Data entries for graphics:
* * * * *

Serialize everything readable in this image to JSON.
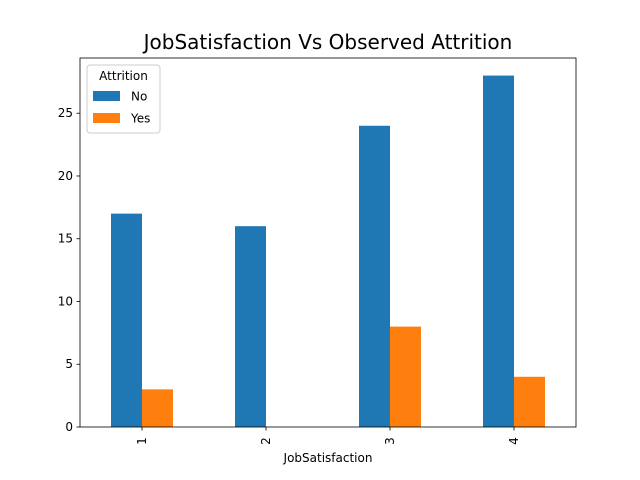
{
  "chart_data": {
    "type": "bar",
    "title": "JobSatisfaction Vs Observed Attrition",
    "xlabel": "JobSatisfaction",
    "ylabel": "",
    "categories": [
      "1",
      "2",
      "3",
      "4"
    ],
    "series": [
      {
        "name": "No",
        "values": [
          17,
          16,
          24,
          28
        ],
        "color": "#1f77b4"
      },
      {
        "name": "Yes",
        "values": [
          3,
          0,
          8,
          4
        ],
        "color": "#ff7f0e"
      }
    ],
    "ylim": [
      0,
      29.4
    ],
    "yticks": [
      0,
      5,
      10,
      15,
      20,
      25
    ],
    "legend": {
      "title": "Attrition",
      "placement": "top-left"
    },
    "grid": false
  }
}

* * * * *

THE EXERCISE: Go through the entries above and output them exactly, without pictures.

RESPONSE TO THE TASK:
Serialize everything readable in this image to JSON.
{
  "chart_data": {
    "type": "bar",
    "title": "JobSatisfaction Vs Observed Attrition",
    "xlabel": "JobSatisfaction",
    "ylabel": "",
    "categories": [
      "1",
      "2",
      "3",
      "4"
    ],
    "series": [
      {
        "name": "No",
        "values": [
          17,
          16,
          24,
          28
        ],
        "color": "#1f77b4"
      },
      {
        "name": "Yes",
        "values": [
          3,
          0,
          8,
          4
        ],
        "color": "#ff7f0e"
      }
    ],
    "ylim": [
      0,
      29.4
    ],
    "yticks": [
      0,
      5,
      10,
      15,
      20,
      25
    ],
    "legend": {
      "title": "Attrition",
      "placement": "top-left"
    },
    "grid": false
  }
}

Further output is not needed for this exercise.